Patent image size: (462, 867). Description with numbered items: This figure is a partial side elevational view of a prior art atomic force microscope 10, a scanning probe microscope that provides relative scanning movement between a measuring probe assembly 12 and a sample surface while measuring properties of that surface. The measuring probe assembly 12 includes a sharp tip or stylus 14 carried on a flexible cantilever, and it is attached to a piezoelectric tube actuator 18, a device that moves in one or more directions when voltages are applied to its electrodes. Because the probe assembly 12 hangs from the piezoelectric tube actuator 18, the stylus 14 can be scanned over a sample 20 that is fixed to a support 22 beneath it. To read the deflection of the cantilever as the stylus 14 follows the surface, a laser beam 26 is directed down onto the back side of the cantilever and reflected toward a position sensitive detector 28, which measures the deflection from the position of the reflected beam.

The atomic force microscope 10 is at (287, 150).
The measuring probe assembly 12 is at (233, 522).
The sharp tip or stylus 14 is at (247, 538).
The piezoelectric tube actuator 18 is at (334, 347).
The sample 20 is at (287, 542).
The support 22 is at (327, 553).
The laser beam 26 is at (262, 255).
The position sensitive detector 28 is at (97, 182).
:::
- **Exercise task**
Extract every line of the entries above that contains the word "atomic". Case counts.

- **Response to this task**
Patent image size: (462, 867). Description with numbered items: This figure is a partial side elevational view of a prior art atomic force microscope 10, a scanning probe microscope that provides relative scanning movement between a measuring probe assembly 12 and a sample surface while measuring properties of that surface. The measuring probe assembly 12 includes a sharp tip or stylus 14 carried on a flexible cantilever, and it is attached to a piezoelectric tube actuator 18, a device that moves in one or more directions when voltages are applied to its electrodes. Because the probe assembly 12 hangs from the piezoelectric tube actuator 18, the stylus 14 can be scanned over a sample 20 that is fixed to a support 22 beneath it. To read the deflection of the cantilever as the stylus 14 follows the surface, a laser beam 26 is directed down onto the back side of the cantilever and reflected toward a position sensitive detector 28, which measures the deflection from the position of the reflected beam.
The atomic force microscope 10 is at (287, 150).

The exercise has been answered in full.